Task details:
In all the records below, change every "data-point" to "dot" and give the records back otherwise unchanged, without the pictures.

Record excerpts:
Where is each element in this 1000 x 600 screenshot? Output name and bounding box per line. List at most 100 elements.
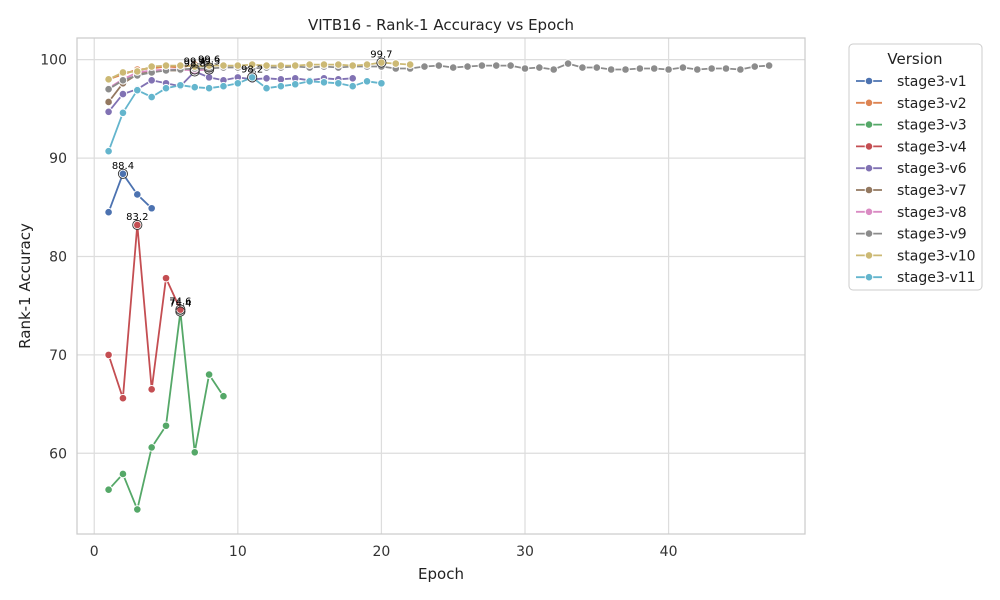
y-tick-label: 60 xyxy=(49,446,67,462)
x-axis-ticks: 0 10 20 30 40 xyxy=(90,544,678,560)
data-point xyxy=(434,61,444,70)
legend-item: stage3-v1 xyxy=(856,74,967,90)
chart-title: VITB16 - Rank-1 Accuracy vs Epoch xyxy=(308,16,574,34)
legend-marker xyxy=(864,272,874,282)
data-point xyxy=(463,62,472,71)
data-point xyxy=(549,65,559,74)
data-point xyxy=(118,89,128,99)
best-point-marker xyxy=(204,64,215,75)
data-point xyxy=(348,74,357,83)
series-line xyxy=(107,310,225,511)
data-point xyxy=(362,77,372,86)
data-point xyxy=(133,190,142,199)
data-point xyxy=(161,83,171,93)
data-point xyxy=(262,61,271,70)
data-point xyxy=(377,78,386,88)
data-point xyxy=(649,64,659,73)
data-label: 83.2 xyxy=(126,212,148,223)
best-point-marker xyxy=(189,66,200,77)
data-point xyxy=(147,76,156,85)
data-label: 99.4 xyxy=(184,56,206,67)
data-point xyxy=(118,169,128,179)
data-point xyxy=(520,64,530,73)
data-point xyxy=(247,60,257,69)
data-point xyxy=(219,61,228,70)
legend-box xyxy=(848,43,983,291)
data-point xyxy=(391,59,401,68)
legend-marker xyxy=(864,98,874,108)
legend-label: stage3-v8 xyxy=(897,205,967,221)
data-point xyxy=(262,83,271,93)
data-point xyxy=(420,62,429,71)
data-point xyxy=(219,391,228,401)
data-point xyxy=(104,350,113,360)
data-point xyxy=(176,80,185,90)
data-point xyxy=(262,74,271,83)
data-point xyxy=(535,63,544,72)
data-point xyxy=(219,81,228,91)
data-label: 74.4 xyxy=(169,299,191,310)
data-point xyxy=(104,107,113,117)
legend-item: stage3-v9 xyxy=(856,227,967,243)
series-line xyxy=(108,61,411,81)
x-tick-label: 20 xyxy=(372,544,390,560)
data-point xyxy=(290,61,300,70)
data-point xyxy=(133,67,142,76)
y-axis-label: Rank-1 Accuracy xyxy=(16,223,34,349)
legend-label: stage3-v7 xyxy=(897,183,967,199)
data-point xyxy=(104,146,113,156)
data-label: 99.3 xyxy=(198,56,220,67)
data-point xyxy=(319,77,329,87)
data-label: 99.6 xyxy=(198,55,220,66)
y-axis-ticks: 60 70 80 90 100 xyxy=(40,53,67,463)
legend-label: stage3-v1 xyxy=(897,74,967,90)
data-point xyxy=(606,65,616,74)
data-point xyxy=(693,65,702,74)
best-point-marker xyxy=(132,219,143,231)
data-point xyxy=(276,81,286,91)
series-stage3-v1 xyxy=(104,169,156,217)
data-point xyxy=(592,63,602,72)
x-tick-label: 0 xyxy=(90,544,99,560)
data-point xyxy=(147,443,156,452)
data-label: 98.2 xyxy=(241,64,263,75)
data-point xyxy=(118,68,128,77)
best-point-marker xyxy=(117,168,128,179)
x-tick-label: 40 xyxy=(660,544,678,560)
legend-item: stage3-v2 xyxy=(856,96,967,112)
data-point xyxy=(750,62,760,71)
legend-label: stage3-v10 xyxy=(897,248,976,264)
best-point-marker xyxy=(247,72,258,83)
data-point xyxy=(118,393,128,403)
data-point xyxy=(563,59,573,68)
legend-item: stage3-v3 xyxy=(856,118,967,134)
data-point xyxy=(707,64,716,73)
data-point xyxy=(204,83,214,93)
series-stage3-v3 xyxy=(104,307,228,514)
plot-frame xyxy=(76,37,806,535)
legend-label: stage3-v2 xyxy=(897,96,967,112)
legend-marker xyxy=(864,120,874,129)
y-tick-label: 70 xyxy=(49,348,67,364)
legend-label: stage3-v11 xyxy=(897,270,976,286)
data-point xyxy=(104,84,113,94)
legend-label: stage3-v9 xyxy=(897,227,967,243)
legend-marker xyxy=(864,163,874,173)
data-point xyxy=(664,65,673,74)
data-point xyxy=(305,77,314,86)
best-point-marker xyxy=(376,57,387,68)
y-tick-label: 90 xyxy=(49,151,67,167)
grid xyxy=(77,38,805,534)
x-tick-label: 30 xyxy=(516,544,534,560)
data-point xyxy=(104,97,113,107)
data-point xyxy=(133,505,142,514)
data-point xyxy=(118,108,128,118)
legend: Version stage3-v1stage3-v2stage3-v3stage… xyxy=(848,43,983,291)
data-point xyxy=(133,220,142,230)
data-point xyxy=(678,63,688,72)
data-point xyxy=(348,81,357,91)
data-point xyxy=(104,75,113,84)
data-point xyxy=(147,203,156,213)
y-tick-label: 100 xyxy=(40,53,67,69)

Right answer:
Where is each element in this 1000 x 600 screenshot? Output name and bounding box per line. List at most 100 elements.
y-tick-label: 60 xyxy=(49,446,67,462)
x-axis-ticks: 0 10 20 30 40 xyxy=(90,544,678,560)
dot xyxy=(434,61,444,70)
legend-item: stage3-v1 xyxy=(856,74,967,90)
chart-title: VITB16 - Rank-1 Accuracy vs Epoch xyxy=(308,16,574,34)
legend-marker xyxy=(864,272,874,282)
dot xyxy=(463,62,472,71)
dot xyxy=(549,65,559,74)
dot xyxy=(118,89,128,99)
best-point-marker xyxy=(204,64,215,75)
dot xyxy=(348,74,357,83)
series-line xyxy=(107,310,225,511)
dot xyxy=(362,77,372,86)
dot xyxy=(133,190,142,199)
dot xyxy=(161,83,171,93)
dot xyxy=(262,61,271,70)
dot xyxy=(377,78,386,88)
dot xyxy=(649,64,659,73)
data-label: 83.2 xyxy=(126,212,148,223)
best-point-marker xyxy=(189,66,200,77)
dot xyxy=(147,76,156,85)
data-label: 99.4 xyxy=(184,56,206,67)
dot xyxy=(118,169,128,179)
dot xyxy=(520,64,530,73)
dot xyxy=(247,60,257,69)
dot xyxy=(219,61,228,70)
legend-box xyxy=(848,43,983,291)
dot xyxy=(391,59,401,68)
legend-marker xyxy=(864,98,874,108)
legend-label: stage3-v8 xyxy=(897,205,967,221)
dot xyxy=(262,83,271,93)
dot xyxy=(420,62,429,71)
dot xyxy=(219,391,228,401)
dot xyxy=(104,350,113,360)
dot xyxy=(176,80,185,90)
dot xyxy=(262,74,271,83)
dot xyxy=(535,63,544,72)
dot xyxy=(219,81,228,91)
data-label: 74.4 xyxy=(169,299,191,310)
dot xyxy=(104,107,113,117)
legend-item: stage3-v9 xyxy=(856,227,967,243)
series-line xyxy=(108,61,411,81)
x-tick-label: 20 xyxy=(372,544,390,560)
dot xyxy=(290,61,300,70)
dot xyxy=(133,67,142,76)
y-axis-label: Rank-1 Accuracy xyxy=(16,223,34,349)
legend-label: stage3-v7 xyxy=(897,183,967,199)
dot xyxy=(104,146,113,156)
data-label: 99.3 xyxy=(198,56,220,67)
dot xyxy=(319,77,329,87)
data-label: 99.6 xyxy=(198,55,220,66)
y-axis-ticks: 60 70 80 90 100 xyxy=(40,53,67,463)
legend-label: stage3-v1 xyxy=(897,74,967,90)
dot xyxy=(606,65,616,74)
dot xyxy=(693,65,702,74)
best-point-marker xyxy=(132,219,143,231)
dot xyxy=(276,81,286,91)
series-stage3-v1 xyxy=(104,169,156,217)
dot xyxy=(592,63,602,72)
x-tick-label: 0 xyxy=(90,544,99,560)
dot xyxy=(147,443,156,452)
data-label: 98.2 xyxy=(241,64,263,75)
dot xyxy=(118,68,128,77)
best-point-marker xyxy=(117,168,128,179)
x-tick-label: 40 xyxy=(660,544,678,560)
legend-item: stage3-v2 xyxy=(856,96,967,112)
dot xyxy=(750,62,760,71)
legend-label: stage3-v10 xyxy=(897,248,976,264)
best-point-marker xyxy=(247,72,258,83)
dot xyxy=(118,393,128,403)
dot xyxy=(563,59,573,68)
legend-item: stage3-v3 xyxy=(856,118,967,134)
dot xyxy=(707,64,716,73)
dot xyxy=(204,83,214,93)
series-stage3-v3 xyxy=(104,307,228,514)
plot-frame xyxy=(76,37,806,535)
legend-label: stage3-v2 xyxy=(897,96,967,112)
legend-marker xyxy=(864,120,874,129)
y-tick-label: 70 xyxy=(49,348,67,364)
legend-label: stage3-v11 xyxy=(897,270,976,286)
dot xyxy=(104,84,113,94)
legend-label: stage3-v9 xyxy=(897,227,967,243)
legend-marker xyxy=(864,163,874,173)
dot xyxy=(664,65,673,74)
dot xyxy=(305,77,314,86)
best-point-marker xyxy=(376,57,387,68)
y-tick-label: 90 xyxy=(49,151,67,167)
grid xyxy=(77,38,805,534)
x-tick-label: 30 xyxy=(516,544,534,560)
dot xyxy=(104,97,113,107)
dot xyxy=(133,505,142,514)
dot xyxy=(118,108,128,118)
legend: Version stage3-v1stage3-v2stage3-v3stage… xyxy=(848,43,983,291)
dot xyxy=(133,220,142,230)
dot xyxy=(678,63,688,72)
dot xyxy=(348,81,357,91)
dot xyxy=(104,75,113,84)
dot xyxy=(147,203,156,213)
y-tick-label: 100 xyxy=(40,53,67,69)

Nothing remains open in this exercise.